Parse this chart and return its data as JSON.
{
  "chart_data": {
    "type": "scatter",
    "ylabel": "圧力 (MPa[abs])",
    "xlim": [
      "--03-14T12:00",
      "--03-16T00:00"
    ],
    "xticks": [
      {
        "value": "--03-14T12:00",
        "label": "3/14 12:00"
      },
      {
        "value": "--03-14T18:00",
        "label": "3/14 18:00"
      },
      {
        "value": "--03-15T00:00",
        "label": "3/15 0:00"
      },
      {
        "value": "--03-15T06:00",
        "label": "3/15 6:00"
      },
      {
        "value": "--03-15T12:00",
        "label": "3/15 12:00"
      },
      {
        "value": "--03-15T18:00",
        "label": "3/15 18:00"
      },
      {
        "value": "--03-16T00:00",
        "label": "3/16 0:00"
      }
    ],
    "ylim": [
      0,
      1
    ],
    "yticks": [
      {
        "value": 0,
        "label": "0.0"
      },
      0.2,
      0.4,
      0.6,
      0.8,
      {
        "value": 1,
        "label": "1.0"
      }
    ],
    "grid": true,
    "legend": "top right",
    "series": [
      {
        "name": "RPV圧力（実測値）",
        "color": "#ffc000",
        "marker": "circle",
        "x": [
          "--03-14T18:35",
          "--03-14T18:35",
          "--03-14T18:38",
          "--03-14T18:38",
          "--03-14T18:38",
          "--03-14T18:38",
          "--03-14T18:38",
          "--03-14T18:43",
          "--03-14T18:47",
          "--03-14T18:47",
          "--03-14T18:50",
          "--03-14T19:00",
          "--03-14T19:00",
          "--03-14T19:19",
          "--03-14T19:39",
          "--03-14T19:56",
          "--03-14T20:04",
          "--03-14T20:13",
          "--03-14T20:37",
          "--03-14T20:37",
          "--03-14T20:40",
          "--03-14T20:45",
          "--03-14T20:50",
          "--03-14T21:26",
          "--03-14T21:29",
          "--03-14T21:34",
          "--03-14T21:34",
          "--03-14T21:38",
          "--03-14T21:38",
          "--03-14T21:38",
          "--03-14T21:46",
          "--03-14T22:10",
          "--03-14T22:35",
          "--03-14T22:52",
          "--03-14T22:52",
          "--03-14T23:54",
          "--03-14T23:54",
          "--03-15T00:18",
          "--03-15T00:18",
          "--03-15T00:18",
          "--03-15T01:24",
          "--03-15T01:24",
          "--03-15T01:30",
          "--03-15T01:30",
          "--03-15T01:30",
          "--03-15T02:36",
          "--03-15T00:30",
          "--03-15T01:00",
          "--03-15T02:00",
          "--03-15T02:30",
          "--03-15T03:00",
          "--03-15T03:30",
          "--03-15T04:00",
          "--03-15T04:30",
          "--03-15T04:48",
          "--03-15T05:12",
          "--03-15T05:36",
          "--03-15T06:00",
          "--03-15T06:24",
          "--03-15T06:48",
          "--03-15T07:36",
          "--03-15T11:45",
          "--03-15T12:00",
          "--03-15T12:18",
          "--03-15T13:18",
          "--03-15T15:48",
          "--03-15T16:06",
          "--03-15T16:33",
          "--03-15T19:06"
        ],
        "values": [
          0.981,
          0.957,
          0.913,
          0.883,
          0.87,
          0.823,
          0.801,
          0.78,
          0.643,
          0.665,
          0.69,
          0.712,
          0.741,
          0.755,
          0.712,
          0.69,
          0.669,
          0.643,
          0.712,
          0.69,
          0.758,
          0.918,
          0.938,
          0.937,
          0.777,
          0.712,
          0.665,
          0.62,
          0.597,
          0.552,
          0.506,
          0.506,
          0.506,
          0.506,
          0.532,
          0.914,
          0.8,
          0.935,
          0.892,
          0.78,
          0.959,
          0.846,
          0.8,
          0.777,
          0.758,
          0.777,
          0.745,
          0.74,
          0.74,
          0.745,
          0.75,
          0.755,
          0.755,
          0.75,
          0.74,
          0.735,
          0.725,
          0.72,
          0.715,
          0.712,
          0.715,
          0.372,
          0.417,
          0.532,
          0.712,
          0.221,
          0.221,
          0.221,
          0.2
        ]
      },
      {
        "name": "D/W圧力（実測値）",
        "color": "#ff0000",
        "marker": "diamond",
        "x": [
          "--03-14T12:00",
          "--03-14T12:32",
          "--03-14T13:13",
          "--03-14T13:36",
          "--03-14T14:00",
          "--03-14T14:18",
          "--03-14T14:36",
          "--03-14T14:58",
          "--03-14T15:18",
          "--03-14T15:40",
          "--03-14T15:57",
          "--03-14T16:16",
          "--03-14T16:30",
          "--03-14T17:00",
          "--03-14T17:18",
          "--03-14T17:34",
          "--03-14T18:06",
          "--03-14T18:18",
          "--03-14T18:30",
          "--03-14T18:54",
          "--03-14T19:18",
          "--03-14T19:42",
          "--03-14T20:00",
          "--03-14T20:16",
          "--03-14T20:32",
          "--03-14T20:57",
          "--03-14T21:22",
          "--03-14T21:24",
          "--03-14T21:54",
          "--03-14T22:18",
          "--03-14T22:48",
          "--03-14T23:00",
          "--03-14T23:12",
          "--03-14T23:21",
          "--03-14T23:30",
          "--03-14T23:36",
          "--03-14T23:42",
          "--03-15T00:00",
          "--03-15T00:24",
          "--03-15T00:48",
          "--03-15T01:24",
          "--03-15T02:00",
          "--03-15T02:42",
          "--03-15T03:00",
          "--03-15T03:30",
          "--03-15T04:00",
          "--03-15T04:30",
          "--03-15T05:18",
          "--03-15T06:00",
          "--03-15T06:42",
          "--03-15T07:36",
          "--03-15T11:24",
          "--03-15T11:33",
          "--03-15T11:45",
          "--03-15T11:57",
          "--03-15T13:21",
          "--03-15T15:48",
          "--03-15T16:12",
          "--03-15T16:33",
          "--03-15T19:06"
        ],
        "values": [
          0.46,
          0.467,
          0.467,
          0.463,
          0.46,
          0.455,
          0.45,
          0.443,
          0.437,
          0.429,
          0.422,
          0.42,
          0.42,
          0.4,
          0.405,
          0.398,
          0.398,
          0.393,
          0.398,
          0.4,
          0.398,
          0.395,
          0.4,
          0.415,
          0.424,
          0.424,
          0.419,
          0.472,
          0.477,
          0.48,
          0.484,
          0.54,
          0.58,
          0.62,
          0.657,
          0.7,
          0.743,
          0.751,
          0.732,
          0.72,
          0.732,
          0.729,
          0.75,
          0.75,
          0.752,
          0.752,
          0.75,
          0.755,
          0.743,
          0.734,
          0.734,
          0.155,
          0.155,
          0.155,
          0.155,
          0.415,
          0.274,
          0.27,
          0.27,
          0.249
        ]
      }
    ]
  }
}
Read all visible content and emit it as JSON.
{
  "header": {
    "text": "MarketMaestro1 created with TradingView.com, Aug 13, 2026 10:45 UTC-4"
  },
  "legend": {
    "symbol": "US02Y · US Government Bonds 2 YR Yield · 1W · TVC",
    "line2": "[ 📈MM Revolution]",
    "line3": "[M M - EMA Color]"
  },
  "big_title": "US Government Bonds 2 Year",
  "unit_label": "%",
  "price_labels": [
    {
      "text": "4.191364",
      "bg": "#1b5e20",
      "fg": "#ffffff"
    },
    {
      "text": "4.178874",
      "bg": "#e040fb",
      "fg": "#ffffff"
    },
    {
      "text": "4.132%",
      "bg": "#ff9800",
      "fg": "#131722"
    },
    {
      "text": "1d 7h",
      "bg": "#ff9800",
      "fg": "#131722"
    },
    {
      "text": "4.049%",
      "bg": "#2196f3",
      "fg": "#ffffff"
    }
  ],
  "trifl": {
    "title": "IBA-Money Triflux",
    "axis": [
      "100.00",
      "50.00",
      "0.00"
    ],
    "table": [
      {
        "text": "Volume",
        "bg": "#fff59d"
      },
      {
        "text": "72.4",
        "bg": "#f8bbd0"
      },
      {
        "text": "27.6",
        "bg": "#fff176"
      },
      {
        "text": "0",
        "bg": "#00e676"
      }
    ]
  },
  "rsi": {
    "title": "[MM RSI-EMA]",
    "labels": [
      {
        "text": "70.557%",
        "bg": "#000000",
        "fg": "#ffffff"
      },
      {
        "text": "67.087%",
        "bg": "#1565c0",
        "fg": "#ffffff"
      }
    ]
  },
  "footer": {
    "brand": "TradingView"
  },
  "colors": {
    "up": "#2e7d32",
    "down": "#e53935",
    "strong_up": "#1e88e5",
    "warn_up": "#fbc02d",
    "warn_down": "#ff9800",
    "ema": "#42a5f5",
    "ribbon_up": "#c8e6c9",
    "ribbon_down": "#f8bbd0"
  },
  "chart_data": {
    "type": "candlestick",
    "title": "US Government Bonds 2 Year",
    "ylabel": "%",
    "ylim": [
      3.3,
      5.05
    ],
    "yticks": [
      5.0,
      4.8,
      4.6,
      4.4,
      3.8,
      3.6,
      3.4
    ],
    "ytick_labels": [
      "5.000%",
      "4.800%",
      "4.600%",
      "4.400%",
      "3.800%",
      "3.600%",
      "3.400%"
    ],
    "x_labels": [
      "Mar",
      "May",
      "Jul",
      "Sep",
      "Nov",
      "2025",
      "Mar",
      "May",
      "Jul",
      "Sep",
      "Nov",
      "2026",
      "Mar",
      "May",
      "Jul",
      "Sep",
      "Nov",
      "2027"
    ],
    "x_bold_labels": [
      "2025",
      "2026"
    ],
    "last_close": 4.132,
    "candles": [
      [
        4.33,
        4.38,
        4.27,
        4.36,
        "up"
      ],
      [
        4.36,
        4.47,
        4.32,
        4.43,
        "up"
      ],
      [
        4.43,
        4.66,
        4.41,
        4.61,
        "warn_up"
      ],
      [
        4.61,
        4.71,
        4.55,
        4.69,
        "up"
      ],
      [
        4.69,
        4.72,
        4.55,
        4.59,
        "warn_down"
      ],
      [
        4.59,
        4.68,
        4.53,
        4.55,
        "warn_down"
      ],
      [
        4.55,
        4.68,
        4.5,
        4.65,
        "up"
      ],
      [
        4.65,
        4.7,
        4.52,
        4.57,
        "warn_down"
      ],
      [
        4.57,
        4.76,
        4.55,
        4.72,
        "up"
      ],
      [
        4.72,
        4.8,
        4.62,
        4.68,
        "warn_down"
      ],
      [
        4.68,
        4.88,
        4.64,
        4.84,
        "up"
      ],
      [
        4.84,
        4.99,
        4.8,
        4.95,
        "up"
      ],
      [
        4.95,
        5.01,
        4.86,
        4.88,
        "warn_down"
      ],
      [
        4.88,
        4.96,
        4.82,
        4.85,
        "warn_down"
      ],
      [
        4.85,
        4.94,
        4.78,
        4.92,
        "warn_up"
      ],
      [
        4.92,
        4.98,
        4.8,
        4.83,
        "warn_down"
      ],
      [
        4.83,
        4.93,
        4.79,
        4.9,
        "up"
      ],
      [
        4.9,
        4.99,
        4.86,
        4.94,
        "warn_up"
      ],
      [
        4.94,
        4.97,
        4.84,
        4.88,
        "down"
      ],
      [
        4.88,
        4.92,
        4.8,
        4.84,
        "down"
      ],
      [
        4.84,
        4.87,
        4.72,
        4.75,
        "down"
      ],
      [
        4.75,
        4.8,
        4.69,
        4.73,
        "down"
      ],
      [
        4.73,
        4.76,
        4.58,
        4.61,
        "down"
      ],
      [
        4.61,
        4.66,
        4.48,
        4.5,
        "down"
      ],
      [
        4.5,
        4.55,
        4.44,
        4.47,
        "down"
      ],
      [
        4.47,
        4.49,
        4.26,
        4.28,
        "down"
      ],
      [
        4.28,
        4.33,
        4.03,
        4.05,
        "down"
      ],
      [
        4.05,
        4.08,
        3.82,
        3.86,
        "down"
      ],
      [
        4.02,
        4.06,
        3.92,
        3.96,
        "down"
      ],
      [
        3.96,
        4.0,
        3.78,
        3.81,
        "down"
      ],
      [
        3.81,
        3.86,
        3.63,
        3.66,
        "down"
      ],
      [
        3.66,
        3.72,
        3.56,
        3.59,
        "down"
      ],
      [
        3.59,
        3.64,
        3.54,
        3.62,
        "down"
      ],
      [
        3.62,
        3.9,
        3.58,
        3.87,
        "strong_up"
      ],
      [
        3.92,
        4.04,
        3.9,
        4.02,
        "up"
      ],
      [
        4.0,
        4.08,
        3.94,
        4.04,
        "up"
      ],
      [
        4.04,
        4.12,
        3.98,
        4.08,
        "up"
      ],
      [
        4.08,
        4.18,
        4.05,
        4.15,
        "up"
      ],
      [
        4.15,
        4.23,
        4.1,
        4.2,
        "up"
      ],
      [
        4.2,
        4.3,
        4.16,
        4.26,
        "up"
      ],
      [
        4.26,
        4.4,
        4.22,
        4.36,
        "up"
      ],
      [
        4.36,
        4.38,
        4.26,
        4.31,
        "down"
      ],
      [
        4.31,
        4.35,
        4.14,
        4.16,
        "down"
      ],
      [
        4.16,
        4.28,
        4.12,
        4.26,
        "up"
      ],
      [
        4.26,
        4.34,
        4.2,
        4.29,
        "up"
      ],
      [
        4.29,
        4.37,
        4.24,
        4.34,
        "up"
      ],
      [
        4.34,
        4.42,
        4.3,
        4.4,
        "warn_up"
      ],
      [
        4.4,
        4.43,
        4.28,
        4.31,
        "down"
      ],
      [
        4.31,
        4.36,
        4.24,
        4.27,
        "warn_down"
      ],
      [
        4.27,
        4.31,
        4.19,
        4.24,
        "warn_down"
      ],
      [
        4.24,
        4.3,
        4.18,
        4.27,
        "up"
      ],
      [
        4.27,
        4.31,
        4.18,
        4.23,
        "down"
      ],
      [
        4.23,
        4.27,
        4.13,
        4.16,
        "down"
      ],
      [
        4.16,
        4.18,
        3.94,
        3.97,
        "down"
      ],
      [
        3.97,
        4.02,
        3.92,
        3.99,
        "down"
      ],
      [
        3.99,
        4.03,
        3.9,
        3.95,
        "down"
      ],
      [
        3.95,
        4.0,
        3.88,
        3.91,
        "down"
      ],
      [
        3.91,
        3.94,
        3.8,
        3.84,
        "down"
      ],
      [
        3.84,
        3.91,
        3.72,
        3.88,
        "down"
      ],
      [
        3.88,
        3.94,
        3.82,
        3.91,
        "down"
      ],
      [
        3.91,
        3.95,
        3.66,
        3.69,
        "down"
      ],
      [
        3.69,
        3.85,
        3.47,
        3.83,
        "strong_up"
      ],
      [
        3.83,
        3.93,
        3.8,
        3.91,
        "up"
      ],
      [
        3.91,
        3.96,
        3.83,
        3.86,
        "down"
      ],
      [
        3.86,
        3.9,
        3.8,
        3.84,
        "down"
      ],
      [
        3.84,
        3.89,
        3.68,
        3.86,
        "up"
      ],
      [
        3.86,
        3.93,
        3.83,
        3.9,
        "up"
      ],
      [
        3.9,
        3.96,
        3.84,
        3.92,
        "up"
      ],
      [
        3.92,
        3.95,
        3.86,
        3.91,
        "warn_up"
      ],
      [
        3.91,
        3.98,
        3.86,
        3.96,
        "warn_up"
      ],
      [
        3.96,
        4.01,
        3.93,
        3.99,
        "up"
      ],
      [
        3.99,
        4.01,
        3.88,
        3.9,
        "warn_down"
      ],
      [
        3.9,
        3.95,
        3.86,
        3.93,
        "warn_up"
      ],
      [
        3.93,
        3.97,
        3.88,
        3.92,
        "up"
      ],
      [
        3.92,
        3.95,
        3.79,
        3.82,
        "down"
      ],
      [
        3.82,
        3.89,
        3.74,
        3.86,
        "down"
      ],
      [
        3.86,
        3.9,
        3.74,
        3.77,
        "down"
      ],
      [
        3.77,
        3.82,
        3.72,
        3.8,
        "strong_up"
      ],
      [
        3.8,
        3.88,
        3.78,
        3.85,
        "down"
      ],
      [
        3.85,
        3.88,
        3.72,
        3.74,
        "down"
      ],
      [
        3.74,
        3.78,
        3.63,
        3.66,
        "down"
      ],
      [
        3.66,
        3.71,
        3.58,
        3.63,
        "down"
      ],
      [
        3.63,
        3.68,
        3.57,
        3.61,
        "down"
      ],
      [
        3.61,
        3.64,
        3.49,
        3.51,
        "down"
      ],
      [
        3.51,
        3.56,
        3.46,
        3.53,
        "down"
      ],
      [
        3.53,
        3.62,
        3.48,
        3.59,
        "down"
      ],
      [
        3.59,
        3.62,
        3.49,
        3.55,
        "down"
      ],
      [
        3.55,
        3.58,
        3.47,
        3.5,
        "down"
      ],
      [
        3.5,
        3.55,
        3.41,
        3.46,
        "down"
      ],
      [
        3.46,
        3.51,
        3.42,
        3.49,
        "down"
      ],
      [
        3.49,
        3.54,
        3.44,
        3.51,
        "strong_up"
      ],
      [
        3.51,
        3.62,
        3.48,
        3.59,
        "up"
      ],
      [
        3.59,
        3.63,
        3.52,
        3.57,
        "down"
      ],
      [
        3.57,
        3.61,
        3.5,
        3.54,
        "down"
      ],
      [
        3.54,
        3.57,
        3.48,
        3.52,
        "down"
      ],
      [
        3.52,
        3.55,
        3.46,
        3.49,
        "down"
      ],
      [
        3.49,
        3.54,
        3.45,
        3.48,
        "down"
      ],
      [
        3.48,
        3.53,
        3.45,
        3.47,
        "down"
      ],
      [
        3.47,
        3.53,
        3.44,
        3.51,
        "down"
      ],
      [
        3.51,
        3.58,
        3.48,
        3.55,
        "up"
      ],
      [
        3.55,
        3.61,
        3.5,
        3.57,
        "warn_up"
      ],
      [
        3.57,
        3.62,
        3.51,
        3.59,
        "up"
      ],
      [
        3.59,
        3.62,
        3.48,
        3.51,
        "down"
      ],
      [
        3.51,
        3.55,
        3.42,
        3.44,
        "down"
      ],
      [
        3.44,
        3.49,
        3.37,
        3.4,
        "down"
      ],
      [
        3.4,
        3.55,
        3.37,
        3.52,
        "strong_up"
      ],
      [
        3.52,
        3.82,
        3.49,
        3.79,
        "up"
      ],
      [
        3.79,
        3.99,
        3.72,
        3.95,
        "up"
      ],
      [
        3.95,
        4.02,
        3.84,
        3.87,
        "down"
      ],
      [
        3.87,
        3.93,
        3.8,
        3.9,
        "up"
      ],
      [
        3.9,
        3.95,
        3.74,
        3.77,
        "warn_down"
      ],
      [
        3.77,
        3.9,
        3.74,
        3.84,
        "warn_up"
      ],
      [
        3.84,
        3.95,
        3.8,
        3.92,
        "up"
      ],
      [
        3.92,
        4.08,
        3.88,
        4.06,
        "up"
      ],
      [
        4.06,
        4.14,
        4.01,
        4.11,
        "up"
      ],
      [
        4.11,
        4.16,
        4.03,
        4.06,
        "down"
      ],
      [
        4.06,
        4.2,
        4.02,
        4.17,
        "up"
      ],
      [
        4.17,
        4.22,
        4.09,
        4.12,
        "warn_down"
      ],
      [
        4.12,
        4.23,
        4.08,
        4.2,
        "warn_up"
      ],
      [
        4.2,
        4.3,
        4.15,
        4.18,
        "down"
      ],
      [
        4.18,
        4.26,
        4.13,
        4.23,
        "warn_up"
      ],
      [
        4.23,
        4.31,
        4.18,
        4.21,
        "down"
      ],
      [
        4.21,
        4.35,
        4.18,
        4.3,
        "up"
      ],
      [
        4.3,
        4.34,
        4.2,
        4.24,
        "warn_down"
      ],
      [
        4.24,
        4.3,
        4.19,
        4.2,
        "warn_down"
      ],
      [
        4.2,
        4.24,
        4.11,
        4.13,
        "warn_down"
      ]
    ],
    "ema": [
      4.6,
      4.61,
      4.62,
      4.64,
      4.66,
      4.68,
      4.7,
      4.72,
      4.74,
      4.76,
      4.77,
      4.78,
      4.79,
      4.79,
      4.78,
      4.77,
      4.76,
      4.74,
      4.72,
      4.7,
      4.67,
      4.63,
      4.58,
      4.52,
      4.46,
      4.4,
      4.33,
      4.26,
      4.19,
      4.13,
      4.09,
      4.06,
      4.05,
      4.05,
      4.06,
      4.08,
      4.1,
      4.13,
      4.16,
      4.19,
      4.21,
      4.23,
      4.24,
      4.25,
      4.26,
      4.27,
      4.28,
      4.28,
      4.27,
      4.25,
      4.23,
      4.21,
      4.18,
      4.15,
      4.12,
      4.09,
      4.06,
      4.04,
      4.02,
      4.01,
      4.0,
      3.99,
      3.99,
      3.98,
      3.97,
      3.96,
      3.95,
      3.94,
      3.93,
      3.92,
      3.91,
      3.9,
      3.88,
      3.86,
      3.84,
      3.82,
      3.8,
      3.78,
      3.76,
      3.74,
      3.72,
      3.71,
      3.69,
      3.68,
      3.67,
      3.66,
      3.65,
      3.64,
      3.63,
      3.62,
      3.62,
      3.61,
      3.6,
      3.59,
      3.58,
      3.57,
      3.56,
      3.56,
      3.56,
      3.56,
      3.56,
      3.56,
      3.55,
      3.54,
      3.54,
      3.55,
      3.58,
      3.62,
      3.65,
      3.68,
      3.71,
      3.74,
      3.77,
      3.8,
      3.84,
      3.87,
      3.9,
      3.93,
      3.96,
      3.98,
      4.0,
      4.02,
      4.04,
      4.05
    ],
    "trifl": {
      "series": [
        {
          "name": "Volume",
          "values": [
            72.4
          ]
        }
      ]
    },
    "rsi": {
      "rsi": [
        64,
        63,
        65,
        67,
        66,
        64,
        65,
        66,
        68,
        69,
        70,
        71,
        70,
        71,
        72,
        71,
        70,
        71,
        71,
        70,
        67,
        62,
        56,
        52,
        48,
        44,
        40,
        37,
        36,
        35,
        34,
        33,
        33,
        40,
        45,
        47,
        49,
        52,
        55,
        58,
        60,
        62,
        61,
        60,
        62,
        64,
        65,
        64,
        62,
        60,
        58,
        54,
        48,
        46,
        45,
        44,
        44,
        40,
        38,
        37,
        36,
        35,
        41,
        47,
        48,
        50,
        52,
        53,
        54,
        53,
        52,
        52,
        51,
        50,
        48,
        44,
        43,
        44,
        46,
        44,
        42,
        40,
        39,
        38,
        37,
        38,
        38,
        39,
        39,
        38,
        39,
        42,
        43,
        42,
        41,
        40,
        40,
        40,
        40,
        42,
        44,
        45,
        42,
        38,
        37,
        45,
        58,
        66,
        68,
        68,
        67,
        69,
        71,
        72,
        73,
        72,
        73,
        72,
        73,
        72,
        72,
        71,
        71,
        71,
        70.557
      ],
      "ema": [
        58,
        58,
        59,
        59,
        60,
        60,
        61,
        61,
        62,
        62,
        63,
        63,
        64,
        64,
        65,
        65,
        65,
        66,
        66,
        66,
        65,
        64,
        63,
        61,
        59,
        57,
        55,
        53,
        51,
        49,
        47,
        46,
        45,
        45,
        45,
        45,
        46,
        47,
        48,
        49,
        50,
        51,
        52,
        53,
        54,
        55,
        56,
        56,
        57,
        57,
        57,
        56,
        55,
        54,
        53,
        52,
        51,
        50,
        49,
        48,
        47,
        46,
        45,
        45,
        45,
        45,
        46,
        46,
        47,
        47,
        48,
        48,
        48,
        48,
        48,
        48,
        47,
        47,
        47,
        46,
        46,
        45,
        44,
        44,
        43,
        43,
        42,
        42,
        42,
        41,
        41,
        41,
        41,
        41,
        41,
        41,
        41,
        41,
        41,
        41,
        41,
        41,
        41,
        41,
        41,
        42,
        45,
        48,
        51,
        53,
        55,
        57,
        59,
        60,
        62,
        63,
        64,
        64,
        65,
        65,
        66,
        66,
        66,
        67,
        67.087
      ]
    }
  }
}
= = = = = = =
== TASK GOAL ==
Track down every line of the material containing the string "Year", and copy it.

== EXERCISE OUTPUT ==
  "big_title": "US Government Bonds 2 Year",
    "title": "US Government Bonds 2 Year",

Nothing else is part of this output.